Material provided:
— start —

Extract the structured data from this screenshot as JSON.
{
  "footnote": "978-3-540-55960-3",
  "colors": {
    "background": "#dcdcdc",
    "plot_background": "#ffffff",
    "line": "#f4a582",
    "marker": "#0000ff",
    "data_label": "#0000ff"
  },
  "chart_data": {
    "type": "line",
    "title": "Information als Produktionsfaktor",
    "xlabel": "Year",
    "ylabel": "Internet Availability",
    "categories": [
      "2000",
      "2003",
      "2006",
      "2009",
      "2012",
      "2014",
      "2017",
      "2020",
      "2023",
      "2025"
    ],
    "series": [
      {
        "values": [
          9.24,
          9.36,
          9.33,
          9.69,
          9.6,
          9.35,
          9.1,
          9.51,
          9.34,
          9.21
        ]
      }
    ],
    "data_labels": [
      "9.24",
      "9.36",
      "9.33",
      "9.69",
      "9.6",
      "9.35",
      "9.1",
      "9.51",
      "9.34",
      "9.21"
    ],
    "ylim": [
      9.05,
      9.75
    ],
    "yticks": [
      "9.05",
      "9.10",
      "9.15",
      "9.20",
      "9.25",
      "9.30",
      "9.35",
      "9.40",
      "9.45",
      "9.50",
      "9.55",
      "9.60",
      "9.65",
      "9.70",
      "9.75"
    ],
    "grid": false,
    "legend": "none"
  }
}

— end —

Quote all the records. Keep every word exact.

Extract the structured data from this screenshot as JSON.
{
  "footnote": "978-3-540-55960-3",
  "colors": {
    "background": "#dcdcdc",
    "plot_background": "#ffffff",
    "line": "#f4a582",
    "marker": "#0000ff",
    "data_label": "#0000ff"
  },
  "chart_data": {
    "type": "line",
    "title": "Information als Produktionsfaktor",
    "xlabel": "Year",
    "ylabel": "Internet Availability",
    "categories": [
      "2000",
      "2003",
      "2006",
      "2009",
      "2012",
      "2014",
      "2017",
      "2020",
      "2023",
      "2025"
    ],
    "series": [
      {
        "values": [
          9.24,
          9.36,
          9.33,
          9.69,
          9.6,
          9.35,
          9.1,
          9.51,
          9.34,
          9.21
        ]
      }
    ],
    "data_labels": [
      "9.24",
      "9.36",
      "9.33",
      "9.69",
      "9.6",
      "9.35",
      "9.1",
      "9.51",
      "9.34",
      "9.21"
    ],
    "ylim": [
      9.05,
      9.75
    ],
    "yticks": [
      "9.05",
      "9.10",
      "9.15",
      "9.20",
      "9.25",
      "9.30",
      "9.35",
      "9.40",
      "9.45",
      "9.50",
      "9.55",
      "9.60",
      "9.65",
      "9.70",
      "9.75"
    ],
    "grid": false,
    "legend": "none"
  }
}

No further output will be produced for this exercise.